> _Work to be completed_:
Quote the whole listing exactly. Leave the pictures out of your copy.

> _Provided material_:

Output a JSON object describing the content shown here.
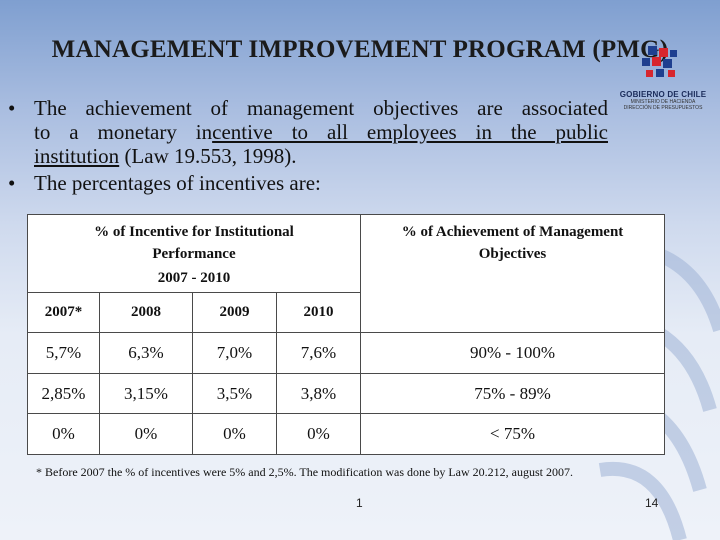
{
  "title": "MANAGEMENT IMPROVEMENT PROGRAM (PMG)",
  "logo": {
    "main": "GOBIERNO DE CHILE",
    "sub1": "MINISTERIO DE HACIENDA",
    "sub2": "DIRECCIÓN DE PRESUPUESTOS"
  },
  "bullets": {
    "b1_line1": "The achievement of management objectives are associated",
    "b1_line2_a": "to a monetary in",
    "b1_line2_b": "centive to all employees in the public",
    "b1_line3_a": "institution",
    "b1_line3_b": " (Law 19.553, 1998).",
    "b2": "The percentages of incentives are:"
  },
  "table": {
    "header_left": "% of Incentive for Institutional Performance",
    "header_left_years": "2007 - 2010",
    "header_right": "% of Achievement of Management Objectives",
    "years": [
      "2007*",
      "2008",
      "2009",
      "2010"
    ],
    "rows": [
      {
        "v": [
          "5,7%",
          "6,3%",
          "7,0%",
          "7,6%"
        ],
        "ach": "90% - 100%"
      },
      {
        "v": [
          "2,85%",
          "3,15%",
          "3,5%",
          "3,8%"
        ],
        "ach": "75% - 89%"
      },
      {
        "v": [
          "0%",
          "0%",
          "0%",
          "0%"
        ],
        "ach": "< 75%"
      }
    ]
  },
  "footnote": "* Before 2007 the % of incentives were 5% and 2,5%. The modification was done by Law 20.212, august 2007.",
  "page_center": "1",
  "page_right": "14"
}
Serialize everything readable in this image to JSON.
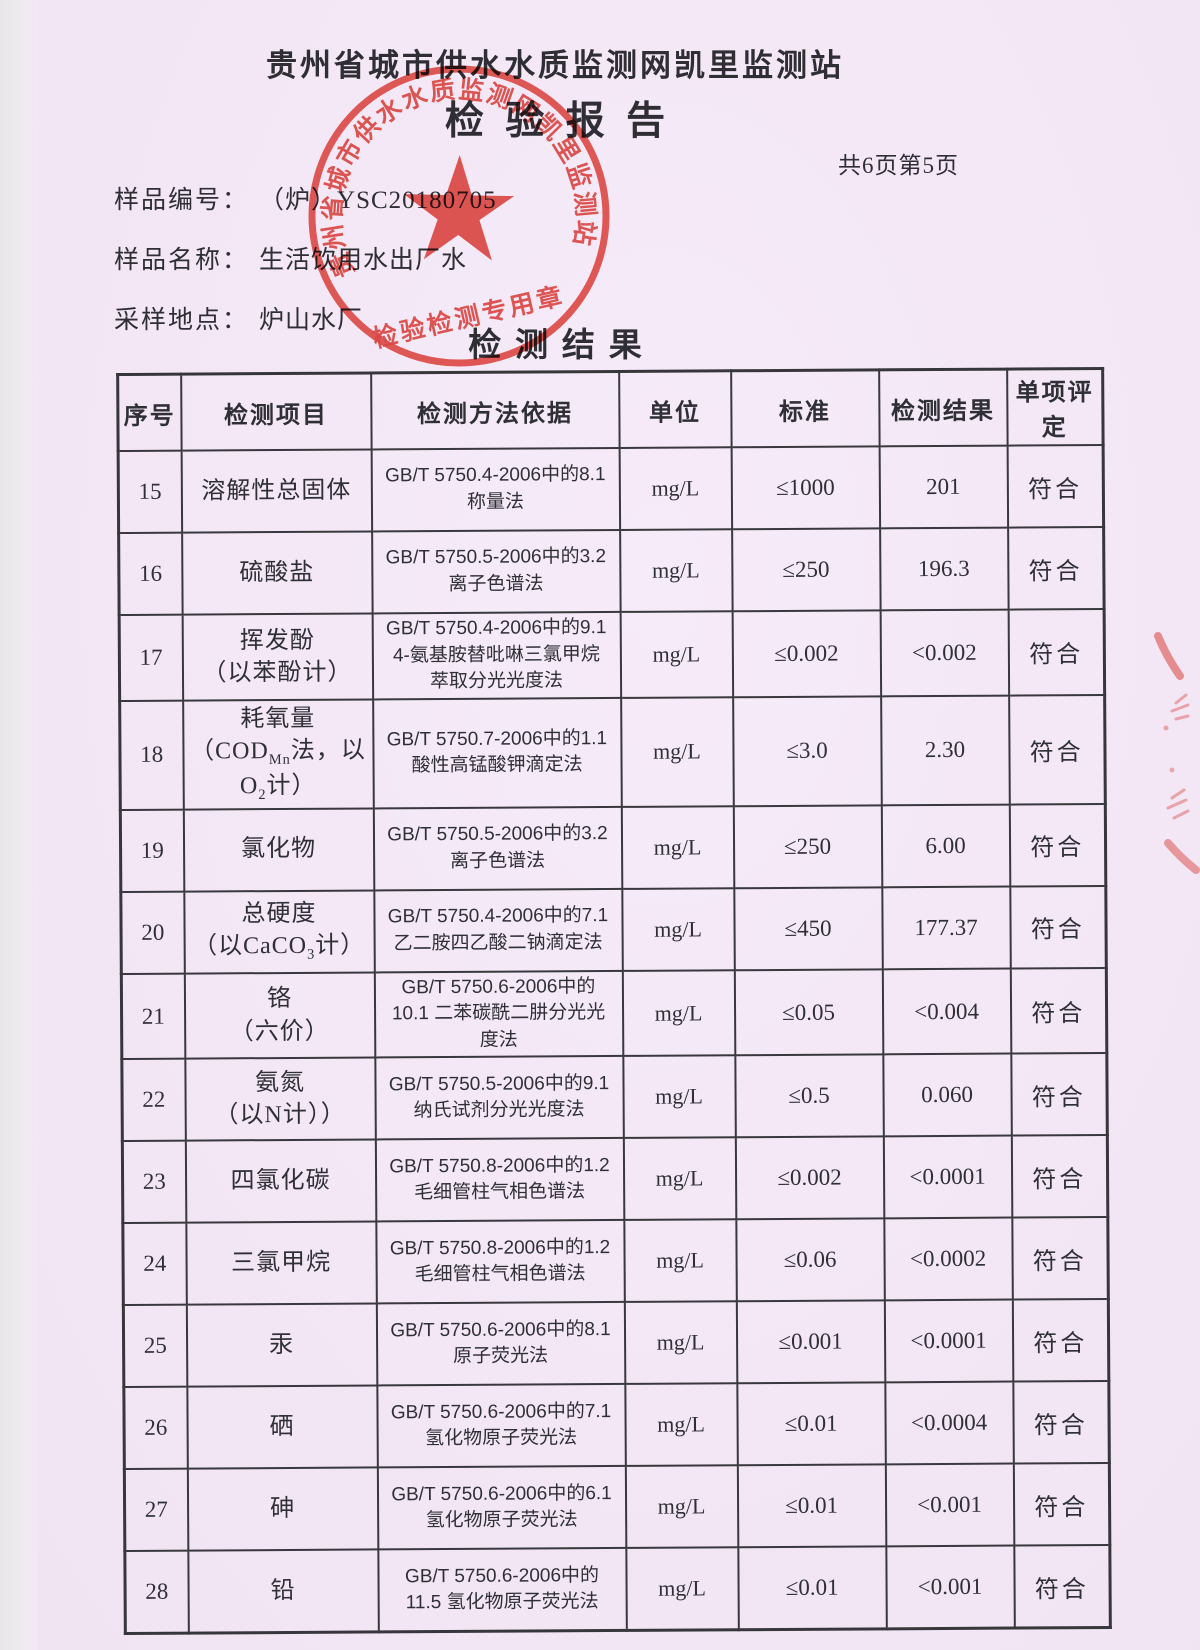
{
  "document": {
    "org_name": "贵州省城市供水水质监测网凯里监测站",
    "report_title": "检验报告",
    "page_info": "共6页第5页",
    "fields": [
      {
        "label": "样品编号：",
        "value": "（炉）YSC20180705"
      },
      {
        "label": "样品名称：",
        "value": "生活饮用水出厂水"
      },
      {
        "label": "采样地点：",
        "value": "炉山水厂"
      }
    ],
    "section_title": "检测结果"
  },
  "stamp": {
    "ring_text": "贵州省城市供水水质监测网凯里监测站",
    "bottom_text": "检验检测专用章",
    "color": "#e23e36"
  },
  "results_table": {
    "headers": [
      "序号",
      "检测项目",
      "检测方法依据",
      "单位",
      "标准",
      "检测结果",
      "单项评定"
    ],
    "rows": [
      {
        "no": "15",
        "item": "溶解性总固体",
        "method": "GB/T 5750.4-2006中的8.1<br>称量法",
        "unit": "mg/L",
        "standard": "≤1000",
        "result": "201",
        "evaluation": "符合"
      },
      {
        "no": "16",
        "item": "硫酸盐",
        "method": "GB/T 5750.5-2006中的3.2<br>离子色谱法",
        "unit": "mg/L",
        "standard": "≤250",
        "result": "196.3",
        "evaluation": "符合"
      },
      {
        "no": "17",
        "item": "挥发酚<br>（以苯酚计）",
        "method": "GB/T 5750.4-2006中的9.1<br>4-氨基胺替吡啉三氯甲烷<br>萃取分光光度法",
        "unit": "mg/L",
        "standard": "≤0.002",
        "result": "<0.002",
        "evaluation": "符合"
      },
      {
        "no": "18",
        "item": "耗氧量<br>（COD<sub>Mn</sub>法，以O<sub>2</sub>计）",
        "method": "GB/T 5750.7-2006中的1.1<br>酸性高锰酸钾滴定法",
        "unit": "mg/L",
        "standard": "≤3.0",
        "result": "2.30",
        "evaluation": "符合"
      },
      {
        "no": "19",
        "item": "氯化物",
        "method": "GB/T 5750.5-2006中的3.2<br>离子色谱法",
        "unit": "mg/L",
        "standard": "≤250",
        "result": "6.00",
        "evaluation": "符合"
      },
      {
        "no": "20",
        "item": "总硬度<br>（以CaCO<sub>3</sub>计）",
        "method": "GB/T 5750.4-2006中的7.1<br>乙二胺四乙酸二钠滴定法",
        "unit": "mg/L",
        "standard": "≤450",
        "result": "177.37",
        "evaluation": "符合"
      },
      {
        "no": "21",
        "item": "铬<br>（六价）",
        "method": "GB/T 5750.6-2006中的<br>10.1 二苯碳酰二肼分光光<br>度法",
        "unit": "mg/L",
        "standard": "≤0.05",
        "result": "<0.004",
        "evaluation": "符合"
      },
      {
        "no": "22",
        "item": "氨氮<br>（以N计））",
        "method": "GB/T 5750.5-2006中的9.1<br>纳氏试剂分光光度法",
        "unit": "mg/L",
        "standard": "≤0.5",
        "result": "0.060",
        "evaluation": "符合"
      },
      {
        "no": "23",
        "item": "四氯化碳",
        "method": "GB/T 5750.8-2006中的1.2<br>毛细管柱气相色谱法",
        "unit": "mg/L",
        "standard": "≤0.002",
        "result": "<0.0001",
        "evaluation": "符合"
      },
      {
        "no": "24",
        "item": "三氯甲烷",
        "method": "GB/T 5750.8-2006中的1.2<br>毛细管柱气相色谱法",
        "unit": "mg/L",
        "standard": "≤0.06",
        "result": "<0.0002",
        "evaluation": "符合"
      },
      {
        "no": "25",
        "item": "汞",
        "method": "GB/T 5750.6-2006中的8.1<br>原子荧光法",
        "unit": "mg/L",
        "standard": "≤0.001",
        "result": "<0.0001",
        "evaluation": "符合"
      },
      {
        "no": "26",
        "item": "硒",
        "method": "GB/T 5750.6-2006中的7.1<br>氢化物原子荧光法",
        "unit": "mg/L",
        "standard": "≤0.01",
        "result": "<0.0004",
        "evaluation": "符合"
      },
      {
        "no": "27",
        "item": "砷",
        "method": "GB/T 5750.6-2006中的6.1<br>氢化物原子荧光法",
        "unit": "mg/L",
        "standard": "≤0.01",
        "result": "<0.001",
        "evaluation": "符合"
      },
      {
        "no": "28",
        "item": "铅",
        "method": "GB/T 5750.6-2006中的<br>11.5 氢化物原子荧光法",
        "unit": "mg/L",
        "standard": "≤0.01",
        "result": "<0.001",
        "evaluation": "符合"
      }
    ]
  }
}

> _Worked answer_:
Output a JSON object describing the content shown here.
{
  "title": "MANAGEMENT IMPROVEMENT PROGRAM (PMG)",
  "logo": {
    "main": "GOBIERNO DE CHILE",
    "sub1": "MINISTERIO DE HACIENDA",
    "sub2": "DIRECCIÓN DE PRESUPUESTOS"
  },
  "bullets": {
    "b1_line1": "The achievement of management objectives are associated",
    "b1_line2_a": "to a monetary in",
    "b1_line2_b": "centive to all employees in the public",
    "b1_line3_a": "institution",
    "b1_line3_b": " (Law 19.553, 1998).",
    "b2": "The percentages of incentives are:"
  },
  "table": {
    "header_left": "% of Incentive for Institutional Performance",
    "header_left_years": "2007 - 2010",
    "header_right": "% of Achievement of Management Objectives",
    "years": [
      "2007*",
      "2008",
      "2009",
      "2010"
    ],
    "rows": [
      {
        "v": [
          "5,7%",
          "6,3%",
          "7,0%",
          "7,6%"
        ],
        "ach": "90% - 100%"
      },
      {
        "v": [
          "2,85%",
          "3,15%",
          "3,5%",
          "3,8%"
        ],
        "ach": "75% - 89%"
      },
      {
        "v": [
          "0%",
          "0%",
          "0%",
          "0%"
        ],
        "ach": "< 75%"
      }
    ]
  },
  "footnote": "* Before 2007 the % of incentives were 5% and 2,5%. The modification was done by Law 20.212, august 2007.",
  "page_center": "1",
  "page_right": "14"
}
Serialize everything readable in this image to JSON.
{
  "document": {
    "org_name": "贵州省城市供水水质监测网凯里监测站",
    "report_title": "检验报告",
    "page_info": "共6页第5页",
    "fields": [
      {
        "label": "样品编号：",
        "value": "（炉）YSC20180705"
      },
      {
        "label": "样品名称：",
        "value": "生活饮用水出厂水"
      },
      {
        "label": "采样地点：",
        "value": "炉山水厂"
      }
    ],
    "section_title": "检测结果"
  },
  "stamp": {
    "ring_text": "贵州省城市供水水质监测网凯里监测站",
    "bottom_text": "检验检测专用章",
    "color": "#e23e36"
  },
  "results_table": {
    "headers": [
      "序号",
      "检测项目",
      "检测方法依据",
      "单位",
      "标准",
      "检测结果",
      "单项评定"
    ],
    "rows": [
      {
        "no": "15",
        "item": "溶解性总固体",
        "method": "GB/T 5750.4-2006中的8.1<br>称量法",
        "unit": "mg/L",
        "standard": "≤1000",
        "result": "201",
        "evaluation": "符合"
      },
      {
        "no": "16",
        "item": "硫酸盐",
        "method": "GB/T 5750.5-2006中的3.2<br>离子色谱法",
        "unit": "mg/L",
        "standard": "≤250",
        "result": "196.3",
        "evaluation": "符合"
      },
      {
        "no": "17",
        "item": "挥发酚<br>（以苯酚计）",
        "method": "GB/T 5750.4-2006中的9.1<br>4-氨基胺替吡啉三氯甲烷<br>萃取分光光度法",
        "unit": "mg/L",
        "standard": "≤0.002",
        "result": "<0.002",
        "evaluation": "符合"
      },
      {
        "no": "18",
        "item": "耗氧量<br>（COD<sub>Mn</sub>法，以O<sub>2</sub>计）",
        "method": "GB/T 5750.7-2006中的1.1<br>酸性高锰酸钾滴定法",
        "unit": "mg/L",
        "standard": "≤3.0",
        "result": "2.30",
        "evaluation": "符合"
      },
      {
        "no": "19",
        "item": "氯化物",
        "method": "GB/T 5750.5-2006中的3.2<br>离子色谱法",
        "unit": "mg/L",
        "standard": "≤250",
        "result": "6.00",
        "evaluation": "符合"
      },
      {
        "no": "20",
        "item": "总硬度<br>（以CaCO<sub>3</sub>计）",
        "method": "GB/T 5750.4-2006中的7.1<br>乙二胺四乙酸二钠滴定法",
        "unit": "mg/L",
        "standard": "≤450",
        "result": "177.37",
        "evaluation": "符合"
      },
      {
        "no": "21",
        "item": "铬<br>（六价）",
        "method": "GB/T 5750.6-2006中的<br>10.1 二苯碳酰二肼分光光<br>度法",
        "unit": "mg/L",
        "standard": "≤0.05",
        "result": "<0.004",
        "evaluation": "符合"
      },
      {
        "no": "22",
        "item": "氨氮<br>（以N计））",
        "method": "GB/T 5750.5-2006中的9.1<br>纳氏试剂分光光度法",
        "unit": "mg/L",
        "standard": "≤0.5",
        "result": "0.060",
        "evaluation": "符合"
      },
      {
        "no": "23",
        "item": "四氯化碳",
        "method": "GB/T 5750.8-2006中的1.2<br>毛细管柱气相色谱法",
        "unit": "mg/L",
        "standard": "≤0.002",
        "result": "<0.0001",
        "evaluation": "符合"
      },
      {
        "no": "24",
        "item": "三氯甲烷",
        "method": "GB/T 5750.8-2006中的1.2<br>毛细管柱气相色谱法",
        "unit": "mg/L",
        "standard": "≤0.06",
        "result": "<0.0002",
        "evaluation": "符合"
      },
      {
        "no": "25",
        "item": "汞",
        "method": "GB/T 5750.6-2006中的8.1<br>原子荧光法",
        "unit": "mg/L",
        "standard": "≤0.001",
        "result": "<0.0001",
        "evaluation": "符合"
      },
      {
        "no": "26",
        "item": "硒",
        "method": "GB/T 5750.6-2006中的7.1<br>氢化物原子荧光法",
        "unit": "mg/L",
        "standard": "≤0.01",
        "result": "<0.0004",
        "evaluation": "符合"
      },
      {
        "no": "27",
        "item": "砷",
        "method": "GB/T 5750.6-2006中的6.1<br>氢化物原子荧光法",
        "unit": "mg/L",
        "standard": "≤0.01",
        "result": "<0.001",
        "evaluation": "符合"
      },
      {
        "no": "28",
        "item": "铅",
        "method": "GB/T 5750.6-2006中的<br>11.5 氢化物原子荧光法",
        "unit": "mg/L",
        "standard": "≤0.01",
        "result": "<0.001",
        "evaluation": "符合"
      }
    ]
  }
}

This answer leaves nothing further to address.